» Goal of the exercise
Write out the data below in full. Keep it exact.

» Records
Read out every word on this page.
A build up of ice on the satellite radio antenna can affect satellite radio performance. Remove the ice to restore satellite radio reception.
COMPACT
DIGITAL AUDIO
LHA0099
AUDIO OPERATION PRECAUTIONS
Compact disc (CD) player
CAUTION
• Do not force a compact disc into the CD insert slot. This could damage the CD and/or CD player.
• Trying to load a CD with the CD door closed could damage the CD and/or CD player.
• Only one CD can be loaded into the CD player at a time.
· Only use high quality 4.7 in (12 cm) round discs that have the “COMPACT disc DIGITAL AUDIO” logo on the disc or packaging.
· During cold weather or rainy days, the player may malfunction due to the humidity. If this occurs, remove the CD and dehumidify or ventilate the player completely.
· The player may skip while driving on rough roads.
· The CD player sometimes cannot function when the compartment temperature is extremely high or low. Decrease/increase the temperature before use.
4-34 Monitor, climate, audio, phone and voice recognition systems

» Result
Read out every word on this page.
A build up of ice on the satellite radio antenna can affect satellite radio performance. Remove the ice to restore satellite radio reception.
COMPACT
DIGITAL AUDIO
LHA0099
AUDIO OPERATION PRECAUTIONS
Compact disc (CD) player
CAUTION
• Do not force a compact disc into the CD insert slot. This could damage the CD and/or CD player.
• Trying to load a CD with the CD door closed could damage the CD and/or CD player.
• Only one CD can be loaded into the CD player at a time.
· Only use high quality 4.7 in (12 cm) round discs that have the “COMPACT disc DIGITAL AUDIO” logo on the disc or packaging.
· During cold weather or rainy days, the player may malfunction due to the humidity. If this occurs, remove the CD and dehumidify or ventilate the player completely.
· The player may skip while driving on rough roads.
· The CD player sometimes cannot function when the compartment temperature is extremely high or low. Decrease/increase the temperature before use.
4-34 Monitor, climate, audio, phone and voice recognition systems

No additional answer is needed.